### To be done:
Find the string "комплексов" in the data, then copy every line where it is found.

### Provided data:
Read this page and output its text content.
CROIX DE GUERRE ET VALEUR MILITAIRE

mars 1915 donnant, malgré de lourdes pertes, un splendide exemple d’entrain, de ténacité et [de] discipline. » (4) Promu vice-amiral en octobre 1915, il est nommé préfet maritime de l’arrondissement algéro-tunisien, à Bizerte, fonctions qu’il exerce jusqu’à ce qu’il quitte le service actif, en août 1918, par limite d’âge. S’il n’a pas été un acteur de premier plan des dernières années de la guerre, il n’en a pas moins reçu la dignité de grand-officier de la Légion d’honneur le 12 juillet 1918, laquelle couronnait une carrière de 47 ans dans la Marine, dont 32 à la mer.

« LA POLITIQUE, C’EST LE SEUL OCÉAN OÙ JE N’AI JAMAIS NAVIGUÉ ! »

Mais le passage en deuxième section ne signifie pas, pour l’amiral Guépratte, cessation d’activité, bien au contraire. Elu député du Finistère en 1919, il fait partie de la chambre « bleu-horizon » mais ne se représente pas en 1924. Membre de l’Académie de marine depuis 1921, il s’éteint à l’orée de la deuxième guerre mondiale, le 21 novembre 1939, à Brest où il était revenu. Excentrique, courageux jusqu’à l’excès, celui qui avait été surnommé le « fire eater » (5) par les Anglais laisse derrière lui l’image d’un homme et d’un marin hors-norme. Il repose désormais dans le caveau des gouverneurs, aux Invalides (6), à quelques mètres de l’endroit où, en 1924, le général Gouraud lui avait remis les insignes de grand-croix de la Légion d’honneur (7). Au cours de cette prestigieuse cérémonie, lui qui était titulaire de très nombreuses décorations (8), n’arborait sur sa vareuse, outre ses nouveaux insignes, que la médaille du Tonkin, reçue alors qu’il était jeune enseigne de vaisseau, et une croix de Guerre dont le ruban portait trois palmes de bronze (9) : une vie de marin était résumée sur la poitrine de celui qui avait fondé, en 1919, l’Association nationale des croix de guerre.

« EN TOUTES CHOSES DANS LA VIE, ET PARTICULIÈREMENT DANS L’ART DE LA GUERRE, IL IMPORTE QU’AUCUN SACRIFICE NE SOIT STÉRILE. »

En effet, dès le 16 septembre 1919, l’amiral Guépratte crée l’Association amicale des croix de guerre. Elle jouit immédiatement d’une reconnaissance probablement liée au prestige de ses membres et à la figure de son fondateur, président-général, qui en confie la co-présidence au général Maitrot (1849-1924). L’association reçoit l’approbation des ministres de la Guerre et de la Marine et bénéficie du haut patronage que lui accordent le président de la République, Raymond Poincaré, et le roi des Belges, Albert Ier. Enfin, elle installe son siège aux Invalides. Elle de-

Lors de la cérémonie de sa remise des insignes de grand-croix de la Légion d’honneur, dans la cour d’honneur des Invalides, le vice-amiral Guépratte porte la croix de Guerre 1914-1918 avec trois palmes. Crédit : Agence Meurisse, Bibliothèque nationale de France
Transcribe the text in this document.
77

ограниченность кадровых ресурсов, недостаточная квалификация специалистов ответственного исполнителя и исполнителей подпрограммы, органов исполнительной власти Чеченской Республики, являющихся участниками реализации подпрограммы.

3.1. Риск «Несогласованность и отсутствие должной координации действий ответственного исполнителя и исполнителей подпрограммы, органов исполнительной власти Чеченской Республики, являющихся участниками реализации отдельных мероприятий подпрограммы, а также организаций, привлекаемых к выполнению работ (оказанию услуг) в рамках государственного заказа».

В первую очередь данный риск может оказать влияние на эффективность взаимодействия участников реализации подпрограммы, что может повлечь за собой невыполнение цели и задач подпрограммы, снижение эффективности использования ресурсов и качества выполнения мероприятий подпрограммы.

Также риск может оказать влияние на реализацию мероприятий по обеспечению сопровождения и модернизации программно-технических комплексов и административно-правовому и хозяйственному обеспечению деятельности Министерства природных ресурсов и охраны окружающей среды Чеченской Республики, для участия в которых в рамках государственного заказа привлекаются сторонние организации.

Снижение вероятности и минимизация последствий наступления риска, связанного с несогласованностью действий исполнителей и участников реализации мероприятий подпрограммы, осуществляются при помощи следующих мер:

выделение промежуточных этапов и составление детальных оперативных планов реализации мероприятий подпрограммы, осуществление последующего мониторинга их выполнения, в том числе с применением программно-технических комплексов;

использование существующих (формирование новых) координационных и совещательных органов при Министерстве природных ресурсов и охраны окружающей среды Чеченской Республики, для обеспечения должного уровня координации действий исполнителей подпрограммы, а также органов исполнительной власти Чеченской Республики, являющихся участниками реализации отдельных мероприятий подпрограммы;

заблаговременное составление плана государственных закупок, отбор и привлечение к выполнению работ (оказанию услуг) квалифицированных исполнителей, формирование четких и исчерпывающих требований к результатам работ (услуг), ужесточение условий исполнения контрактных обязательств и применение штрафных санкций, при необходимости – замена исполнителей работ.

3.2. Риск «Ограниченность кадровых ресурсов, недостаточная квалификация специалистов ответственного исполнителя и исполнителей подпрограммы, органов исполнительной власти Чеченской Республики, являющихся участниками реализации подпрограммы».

### Exercise response:
Также риск может оказать влияние на реализацию мероприятий по обеспечению сопровождения и модернизации программно-технических комплексов и административно-правовому и хозяйственному обеспечению деятельности Министерства природных ресурсов и охраны окружающей среды Чеченской Республики, для участия в которых в рамках государственного заказа привлекаются сторонние организации.
выделение промежуточных этапов и составление детальных оперативных планов реализации мероприятий подпрограммы, осуществление последующего мониторинга их выполнения, в том числе с применением программно-технических комплексов;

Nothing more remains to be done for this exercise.